__SHORT TASK__. Pick out each line containing the string "producen" and copy it.
[MATERIAL PROVIDED start]
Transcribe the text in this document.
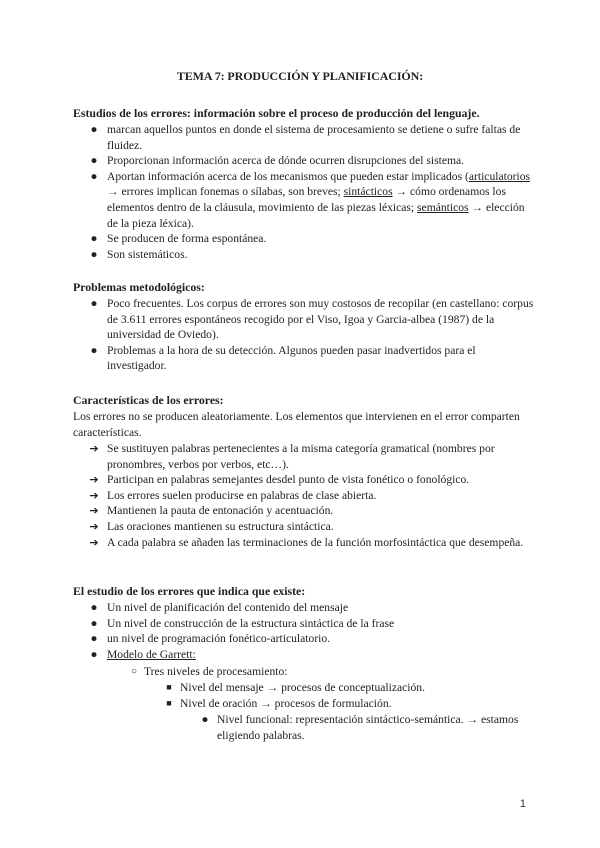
TEMA 7: PRODUCCIÓN Y PLANIFICACIÓN:
Estudios de los errores: información sobre el proceso de producción del lenguaje.
● marcan aquellos puntos en donde el sistema de procesamiento se detiene o sufre faltas de fluidez.
● Proporcionan información acerca de dónde ocurren disrupciones del sistema.
● Aportan información acerca de los mecanismos que pueden estar implicados (articulatorios → errores implican fonemas o sílabas, son breves; sintácticos → cómo ordenamos los elementos dentro de la cláusula, movimiento de las piezas léxicas; semánticos → elección de la pieza léxica).
● Se producen de forma espontánea.
● Son sistemáticos.
Problemas metodológicos:
● Poco frecuentes. Los corpus de errores son muy costosos de recopilar (en castellano: corpus de 3.611 errores espontáneos recogido por el Viso, Igoa y Garcia-albea (1987) de la universidad de Oviedo).
● Problemas a la hora de su detección. Algunos pueden pasar inadvertidos para el investigador.
Características de los errores:
Los errores no se producen aleatoriamente. Los elementos que intervienen en el error comparten características.
➔ Se sustituyen palabras pertenecientes a la misma categoría gramatical (nombres por pronombres, verbos por verbos, etc…).
➔ Participan en palabras semejantes desdel punto de vista fonético o fonológico.
➔ Los errores suelen producirse en palabras de clase abierta.
➔ Mantienen la pauta de entonación y acentuación.
➔ Las oraciones mantienen su estructura sintáctica.
➔ A cada palabra se añaden las terminaciones de la función morfosintáctica que desempeña.
El estudio de los errores que indica que existe:
● Un nivel de planificación del contenido del mensaje
● Un nivel de construcción de la estructura sintáctica de la frase
● un nivel de programación fonético-articulatorio.
● Modelo de Garrett:
○ Tres niveles de procesamiento:
■ Nivel del mensaje → procesos de conceptualización.
■ Nivel de oración → procesos de formulación.
● Nivel funcional: representación sintáctico-semántica. → estamos eligiendo palabras.
1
[MATERIAL PROVIDED end]
__TASK RESPONSE__.
● Se producen de forma espontánea.
Los errores no se producen aleatoriamente. Los elementos que intervienen en el error comparten características.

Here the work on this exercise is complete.